▶ [Exercise task]: Express the rows starting at the line containing "- icon: warning: [742, 1832, 800, 1886]" and ending at the line containing "- step 2: 2: [76, 1168, 122, 1245]" as a JSON list of strings, one string per line, with blank lines left out.

▶ [Layout annotation data]:

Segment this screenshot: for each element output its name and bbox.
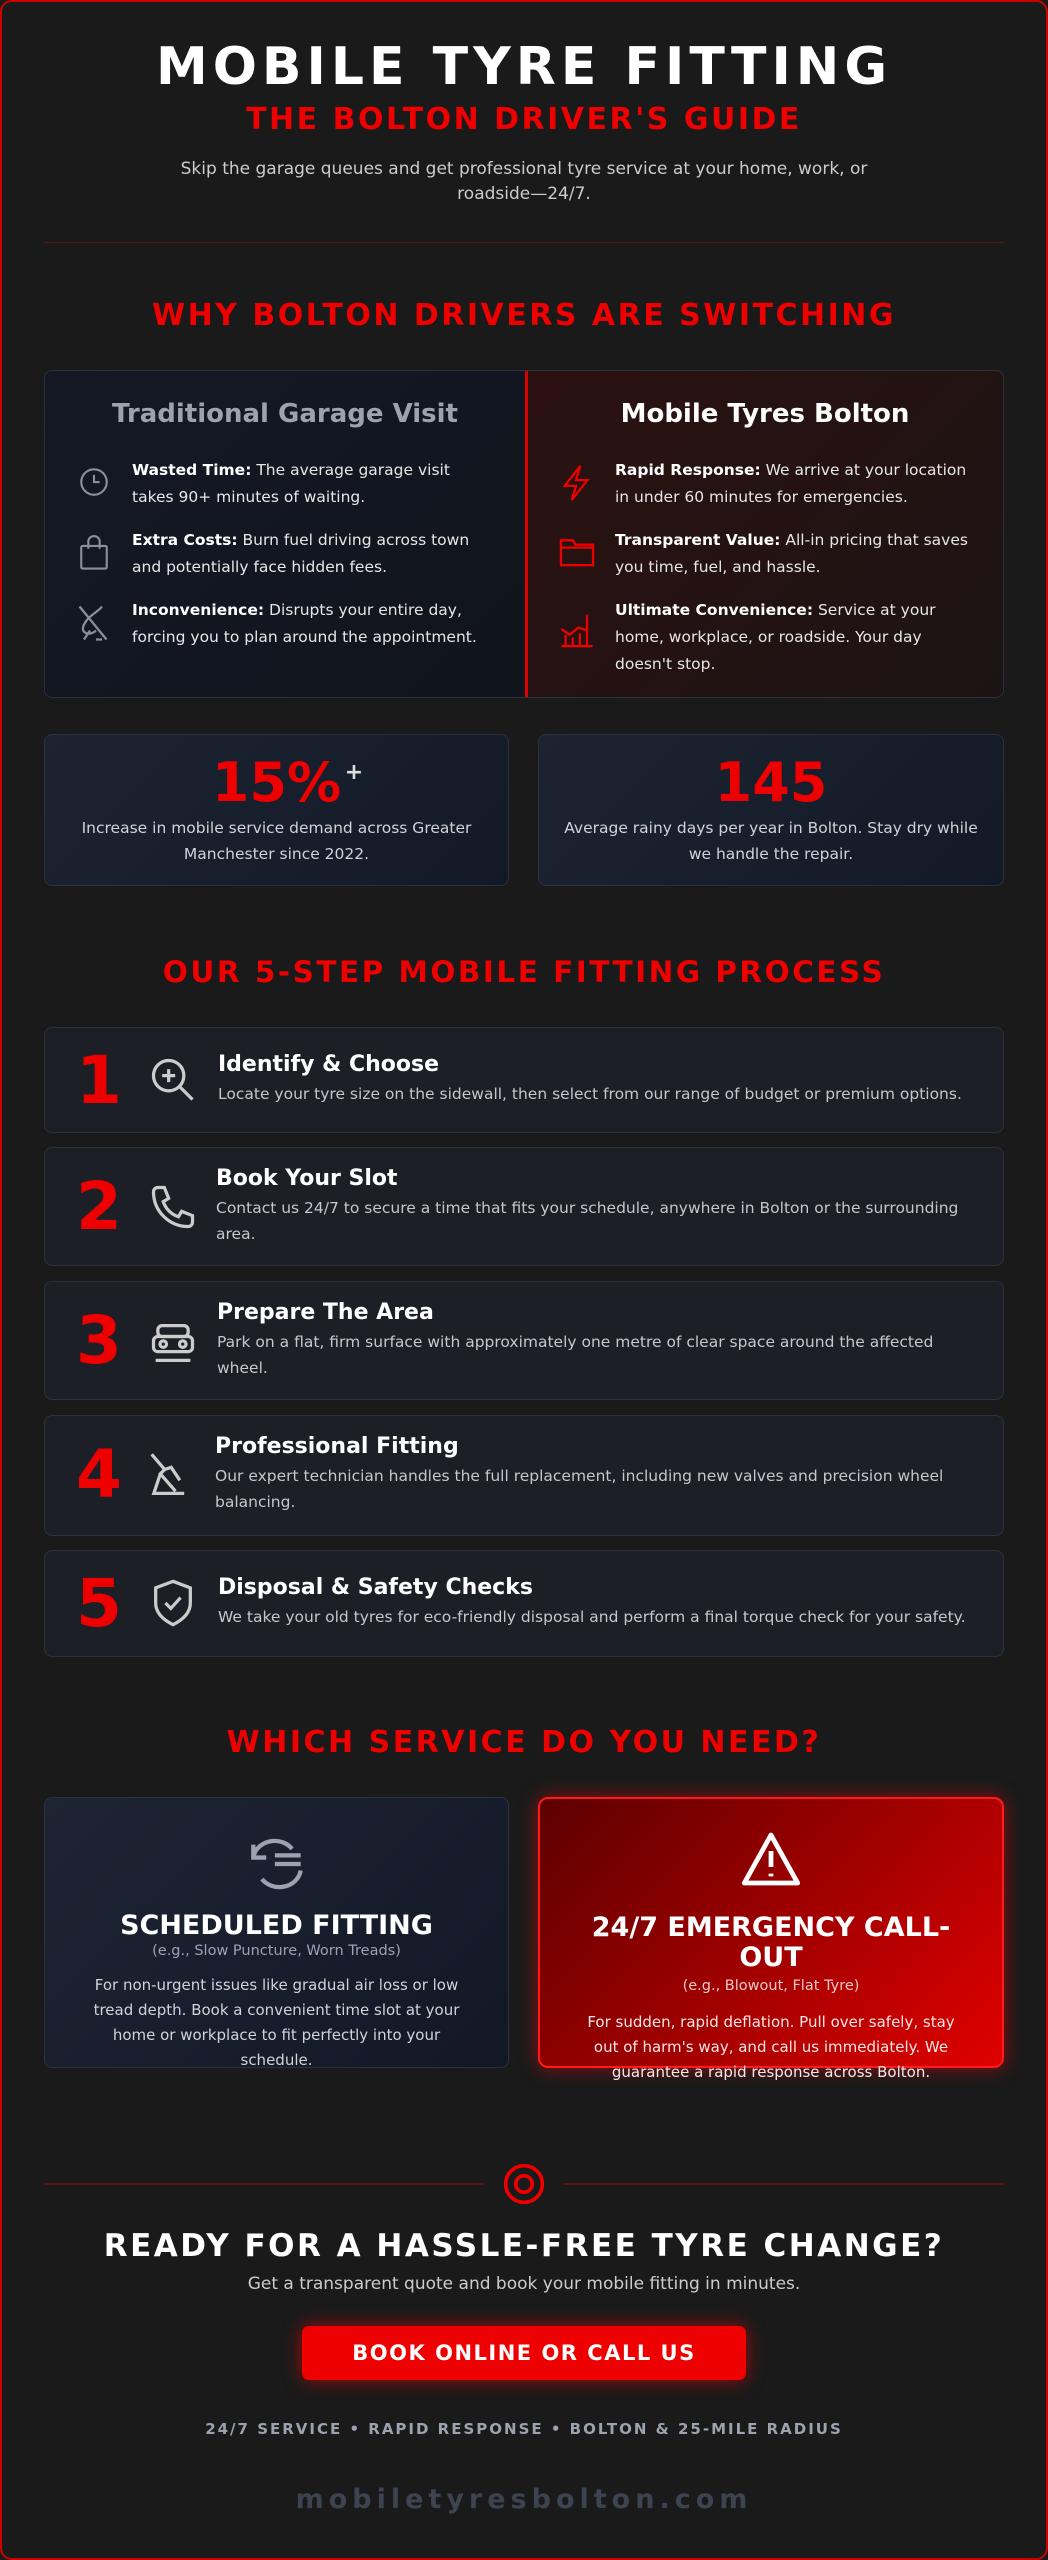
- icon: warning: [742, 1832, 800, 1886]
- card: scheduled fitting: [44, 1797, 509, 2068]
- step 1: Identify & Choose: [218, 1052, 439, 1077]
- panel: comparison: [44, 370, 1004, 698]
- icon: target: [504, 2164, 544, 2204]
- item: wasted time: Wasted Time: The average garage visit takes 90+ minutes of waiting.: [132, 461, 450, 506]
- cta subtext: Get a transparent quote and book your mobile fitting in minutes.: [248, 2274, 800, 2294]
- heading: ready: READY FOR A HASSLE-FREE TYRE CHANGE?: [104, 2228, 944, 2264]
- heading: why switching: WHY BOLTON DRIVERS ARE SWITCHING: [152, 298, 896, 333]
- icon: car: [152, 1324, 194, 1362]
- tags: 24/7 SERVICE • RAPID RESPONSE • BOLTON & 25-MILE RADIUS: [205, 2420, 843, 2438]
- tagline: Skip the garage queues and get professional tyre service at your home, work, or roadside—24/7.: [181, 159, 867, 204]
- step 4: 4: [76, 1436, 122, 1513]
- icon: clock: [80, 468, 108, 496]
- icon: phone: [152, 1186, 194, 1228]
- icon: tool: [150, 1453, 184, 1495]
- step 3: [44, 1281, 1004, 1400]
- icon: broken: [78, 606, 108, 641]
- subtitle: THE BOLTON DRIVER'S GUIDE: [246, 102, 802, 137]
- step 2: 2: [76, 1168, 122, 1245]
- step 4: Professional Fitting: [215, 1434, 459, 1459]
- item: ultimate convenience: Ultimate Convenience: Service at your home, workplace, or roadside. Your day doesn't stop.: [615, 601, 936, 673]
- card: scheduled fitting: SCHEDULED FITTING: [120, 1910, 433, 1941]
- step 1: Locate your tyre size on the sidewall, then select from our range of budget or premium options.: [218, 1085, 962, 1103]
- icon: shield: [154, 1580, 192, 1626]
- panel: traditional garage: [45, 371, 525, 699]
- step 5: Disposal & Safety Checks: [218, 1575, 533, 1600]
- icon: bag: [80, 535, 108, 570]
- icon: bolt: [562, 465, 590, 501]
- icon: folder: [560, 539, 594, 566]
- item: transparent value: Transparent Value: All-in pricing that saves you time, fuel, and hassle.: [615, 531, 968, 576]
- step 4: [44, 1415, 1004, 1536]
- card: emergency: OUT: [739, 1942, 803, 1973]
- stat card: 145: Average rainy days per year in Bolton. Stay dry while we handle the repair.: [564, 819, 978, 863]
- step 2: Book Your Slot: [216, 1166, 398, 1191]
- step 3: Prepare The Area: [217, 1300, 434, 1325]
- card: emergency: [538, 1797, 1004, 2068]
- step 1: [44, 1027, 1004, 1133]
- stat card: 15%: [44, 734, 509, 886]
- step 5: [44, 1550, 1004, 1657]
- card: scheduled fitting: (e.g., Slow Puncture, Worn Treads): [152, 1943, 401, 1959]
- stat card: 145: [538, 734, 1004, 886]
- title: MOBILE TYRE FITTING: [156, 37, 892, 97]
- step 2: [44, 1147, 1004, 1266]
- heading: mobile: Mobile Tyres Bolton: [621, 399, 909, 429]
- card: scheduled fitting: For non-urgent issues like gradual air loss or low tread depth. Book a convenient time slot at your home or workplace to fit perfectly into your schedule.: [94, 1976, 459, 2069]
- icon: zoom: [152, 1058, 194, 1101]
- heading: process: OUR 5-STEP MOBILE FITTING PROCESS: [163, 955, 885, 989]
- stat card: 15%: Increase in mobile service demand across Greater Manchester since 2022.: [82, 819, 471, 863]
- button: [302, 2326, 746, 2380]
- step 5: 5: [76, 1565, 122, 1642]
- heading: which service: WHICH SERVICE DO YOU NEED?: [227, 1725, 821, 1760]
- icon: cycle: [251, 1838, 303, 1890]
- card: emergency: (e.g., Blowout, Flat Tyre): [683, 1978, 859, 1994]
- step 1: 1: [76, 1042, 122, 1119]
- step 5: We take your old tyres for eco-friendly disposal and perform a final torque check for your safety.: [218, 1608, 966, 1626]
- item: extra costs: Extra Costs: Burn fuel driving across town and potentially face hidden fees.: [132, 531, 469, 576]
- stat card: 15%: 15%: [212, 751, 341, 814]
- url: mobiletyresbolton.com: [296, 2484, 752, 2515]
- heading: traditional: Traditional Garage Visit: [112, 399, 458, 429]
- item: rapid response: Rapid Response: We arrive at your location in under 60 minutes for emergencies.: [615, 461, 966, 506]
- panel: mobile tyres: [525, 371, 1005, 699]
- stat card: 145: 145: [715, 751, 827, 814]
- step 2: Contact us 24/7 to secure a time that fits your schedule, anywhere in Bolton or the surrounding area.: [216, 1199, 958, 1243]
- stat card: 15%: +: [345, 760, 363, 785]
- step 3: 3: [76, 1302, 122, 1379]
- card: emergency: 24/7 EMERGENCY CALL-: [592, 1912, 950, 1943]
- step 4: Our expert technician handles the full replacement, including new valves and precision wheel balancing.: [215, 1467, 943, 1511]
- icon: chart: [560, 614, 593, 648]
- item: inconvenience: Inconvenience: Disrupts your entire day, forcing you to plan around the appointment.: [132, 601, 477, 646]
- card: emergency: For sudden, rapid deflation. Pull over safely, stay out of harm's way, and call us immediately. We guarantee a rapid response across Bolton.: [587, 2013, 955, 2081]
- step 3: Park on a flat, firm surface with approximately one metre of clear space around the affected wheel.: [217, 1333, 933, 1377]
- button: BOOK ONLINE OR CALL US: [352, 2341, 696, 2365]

* * *

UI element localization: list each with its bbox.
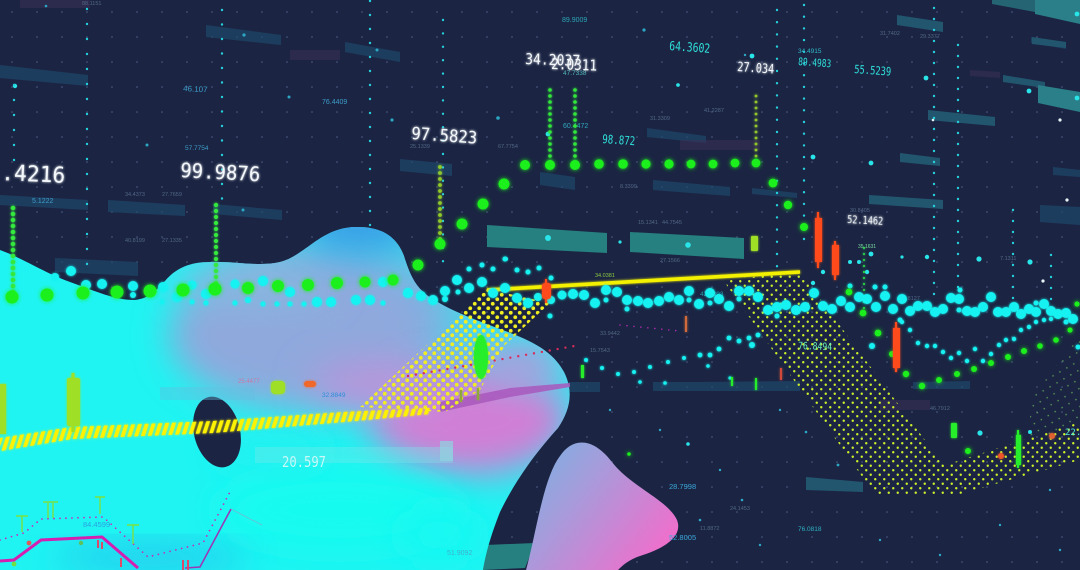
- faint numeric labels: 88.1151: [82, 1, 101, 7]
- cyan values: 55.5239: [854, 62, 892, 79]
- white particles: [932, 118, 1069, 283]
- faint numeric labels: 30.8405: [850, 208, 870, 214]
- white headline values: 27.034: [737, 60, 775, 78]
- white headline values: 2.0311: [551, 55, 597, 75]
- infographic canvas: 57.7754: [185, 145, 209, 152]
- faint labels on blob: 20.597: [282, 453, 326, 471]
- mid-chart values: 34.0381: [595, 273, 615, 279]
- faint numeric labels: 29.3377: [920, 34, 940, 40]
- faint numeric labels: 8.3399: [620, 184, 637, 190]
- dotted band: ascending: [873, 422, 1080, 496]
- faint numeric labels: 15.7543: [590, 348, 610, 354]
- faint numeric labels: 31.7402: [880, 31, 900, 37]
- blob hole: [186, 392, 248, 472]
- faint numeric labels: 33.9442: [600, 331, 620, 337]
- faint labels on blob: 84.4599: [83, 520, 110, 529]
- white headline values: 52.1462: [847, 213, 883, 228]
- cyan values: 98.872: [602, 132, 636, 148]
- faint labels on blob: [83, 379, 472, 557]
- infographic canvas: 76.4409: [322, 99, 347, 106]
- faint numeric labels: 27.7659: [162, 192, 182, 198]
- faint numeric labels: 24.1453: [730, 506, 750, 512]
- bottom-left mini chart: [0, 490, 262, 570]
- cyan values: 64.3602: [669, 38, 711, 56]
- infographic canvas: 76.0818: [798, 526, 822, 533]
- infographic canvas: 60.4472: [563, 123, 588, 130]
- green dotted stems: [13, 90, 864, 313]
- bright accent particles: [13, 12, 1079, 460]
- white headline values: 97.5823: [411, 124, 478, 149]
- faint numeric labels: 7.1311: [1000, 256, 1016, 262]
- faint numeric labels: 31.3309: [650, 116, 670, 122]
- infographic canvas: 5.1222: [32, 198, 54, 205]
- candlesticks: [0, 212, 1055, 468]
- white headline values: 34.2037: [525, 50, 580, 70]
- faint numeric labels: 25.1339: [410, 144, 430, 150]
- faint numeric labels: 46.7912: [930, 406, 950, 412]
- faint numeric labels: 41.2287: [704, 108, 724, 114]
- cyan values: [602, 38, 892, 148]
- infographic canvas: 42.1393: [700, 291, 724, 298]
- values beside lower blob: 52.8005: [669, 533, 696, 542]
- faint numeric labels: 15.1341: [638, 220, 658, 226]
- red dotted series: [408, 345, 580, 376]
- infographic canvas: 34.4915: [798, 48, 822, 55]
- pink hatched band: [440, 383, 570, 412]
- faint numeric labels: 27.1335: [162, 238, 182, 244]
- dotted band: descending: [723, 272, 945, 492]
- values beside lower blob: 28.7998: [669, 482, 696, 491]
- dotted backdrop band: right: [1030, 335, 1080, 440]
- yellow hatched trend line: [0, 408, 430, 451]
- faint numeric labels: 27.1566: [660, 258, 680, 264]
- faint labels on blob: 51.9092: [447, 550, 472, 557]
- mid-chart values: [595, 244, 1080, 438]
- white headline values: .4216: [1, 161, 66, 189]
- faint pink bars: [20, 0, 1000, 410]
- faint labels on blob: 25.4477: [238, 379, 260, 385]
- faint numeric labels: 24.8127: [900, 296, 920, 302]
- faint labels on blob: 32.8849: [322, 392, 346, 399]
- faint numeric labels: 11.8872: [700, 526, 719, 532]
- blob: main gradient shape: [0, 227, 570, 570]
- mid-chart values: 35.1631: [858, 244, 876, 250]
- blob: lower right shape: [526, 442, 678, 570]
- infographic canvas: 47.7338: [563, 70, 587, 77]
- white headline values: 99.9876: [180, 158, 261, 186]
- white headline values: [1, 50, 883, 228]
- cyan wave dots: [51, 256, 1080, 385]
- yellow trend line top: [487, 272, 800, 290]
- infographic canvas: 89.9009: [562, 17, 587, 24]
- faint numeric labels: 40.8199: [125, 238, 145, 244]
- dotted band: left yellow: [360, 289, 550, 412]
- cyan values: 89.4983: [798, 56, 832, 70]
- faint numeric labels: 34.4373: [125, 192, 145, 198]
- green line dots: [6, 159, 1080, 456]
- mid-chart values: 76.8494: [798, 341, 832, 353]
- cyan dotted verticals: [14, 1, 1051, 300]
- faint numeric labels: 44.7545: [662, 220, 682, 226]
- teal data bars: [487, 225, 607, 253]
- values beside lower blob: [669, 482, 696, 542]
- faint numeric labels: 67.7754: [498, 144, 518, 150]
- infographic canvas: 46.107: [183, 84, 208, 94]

▶ [Written solution]:
[
  "- icon: warning: [742, 1832, 800, 1886]",
  "- card: scheduled fitting: [44, 1797, 509, 2068]",
  "- step 1: Identify & Choose: [218, 1052, 439, 1077]",
  "- panel: comparison: [44, 370, 1004, 698]",
  "- icon: target: [504, 2164, 544, 2204]",
  "- item: wasted time: Wasted Time: The average garage visit takes 90+ minutes of waiting.: [132, 461, 450, 506]",
  "- cta subtext: Get a transparent quote and book your mobile fitting in minutes.: [248, 2274, 800, 2294]",
  "- heading: ready: READY FOR A HASSLE-FREE TYRE CHANGE?: [104, 2228, 944, 2264]",
  "- heading: why switching: WHY BOLTON DRIVERS ARE SWITCHING: [152, 298, 896, 333]",
  "- icon: car: [152, 1324, 194, 1362]",
  "- tags: 24/7 SERVICE • RAPID RESPONSE • BOLTON & 25-MILE RADIUS: [205, 2420, 843, 2438]",
  "- tagline: Skip the garage queues and get professional tyre service at your home, work, or roadside—24/7.: [181, 159, 867, 204]",
  "- step 4: 4: [76, 1436, 122, 1513]",
  "- icon: clock: [80, 468, 108, 496]",
  "- icon: phone: [152, 1186, 194, 1228]",
  "- icon: tool: [150, 1453, 184, 1495]",
  "- step 3: [44, 1281, 1004, 1400]",
  "- icon: broken: [78, 606, 108, 641]",
  "- subtitle: THE BOLTON DRIVER'S GUIDE: [246, 102, 802, 137]",
  "- step 2: 2: [76, 1168, 122, 1245]"
]